Pull each line holding the word "content" from the data.

Supplied material
════════════════════

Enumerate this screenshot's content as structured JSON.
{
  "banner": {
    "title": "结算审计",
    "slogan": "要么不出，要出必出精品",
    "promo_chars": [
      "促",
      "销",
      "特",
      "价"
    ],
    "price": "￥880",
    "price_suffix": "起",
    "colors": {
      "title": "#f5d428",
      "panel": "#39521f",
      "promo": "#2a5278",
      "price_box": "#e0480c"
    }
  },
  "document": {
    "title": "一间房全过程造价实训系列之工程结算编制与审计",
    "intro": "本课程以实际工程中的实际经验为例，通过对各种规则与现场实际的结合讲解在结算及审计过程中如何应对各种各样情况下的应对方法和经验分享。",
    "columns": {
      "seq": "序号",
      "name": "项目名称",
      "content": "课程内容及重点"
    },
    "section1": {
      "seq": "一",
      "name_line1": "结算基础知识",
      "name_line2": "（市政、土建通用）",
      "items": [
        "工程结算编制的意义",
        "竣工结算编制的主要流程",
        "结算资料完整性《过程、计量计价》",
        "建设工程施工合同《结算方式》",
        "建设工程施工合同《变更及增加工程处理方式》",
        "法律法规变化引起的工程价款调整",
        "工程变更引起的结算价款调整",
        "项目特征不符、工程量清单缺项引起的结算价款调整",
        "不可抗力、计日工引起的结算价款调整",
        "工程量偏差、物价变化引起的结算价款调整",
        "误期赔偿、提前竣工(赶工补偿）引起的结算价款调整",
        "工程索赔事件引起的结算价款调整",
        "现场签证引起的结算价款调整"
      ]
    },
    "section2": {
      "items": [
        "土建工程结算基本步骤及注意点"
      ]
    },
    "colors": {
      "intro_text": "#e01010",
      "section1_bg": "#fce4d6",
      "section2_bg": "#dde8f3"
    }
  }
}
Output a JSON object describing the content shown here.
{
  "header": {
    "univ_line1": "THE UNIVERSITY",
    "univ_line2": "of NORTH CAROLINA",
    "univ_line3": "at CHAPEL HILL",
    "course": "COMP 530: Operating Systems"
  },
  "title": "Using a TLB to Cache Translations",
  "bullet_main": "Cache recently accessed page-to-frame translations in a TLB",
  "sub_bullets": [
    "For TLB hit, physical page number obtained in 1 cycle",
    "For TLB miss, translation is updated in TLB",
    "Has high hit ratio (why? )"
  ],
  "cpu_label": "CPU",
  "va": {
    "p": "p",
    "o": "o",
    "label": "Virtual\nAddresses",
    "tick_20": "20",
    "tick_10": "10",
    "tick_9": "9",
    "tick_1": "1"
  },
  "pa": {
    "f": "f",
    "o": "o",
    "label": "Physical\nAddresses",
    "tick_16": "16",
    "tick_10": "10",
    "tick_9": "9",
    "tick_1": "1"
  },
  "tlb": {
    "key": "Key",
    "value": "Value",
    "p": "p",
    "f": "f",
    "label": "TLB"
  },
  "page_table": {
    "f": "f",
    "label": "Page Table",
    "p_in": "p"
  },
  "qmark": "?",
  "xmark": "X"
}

════════════════════

Solution
Enumerate this screenshot's content as structured JSON.
      "content": "课程内容及重点"
Output a JSON object describing the content shown here.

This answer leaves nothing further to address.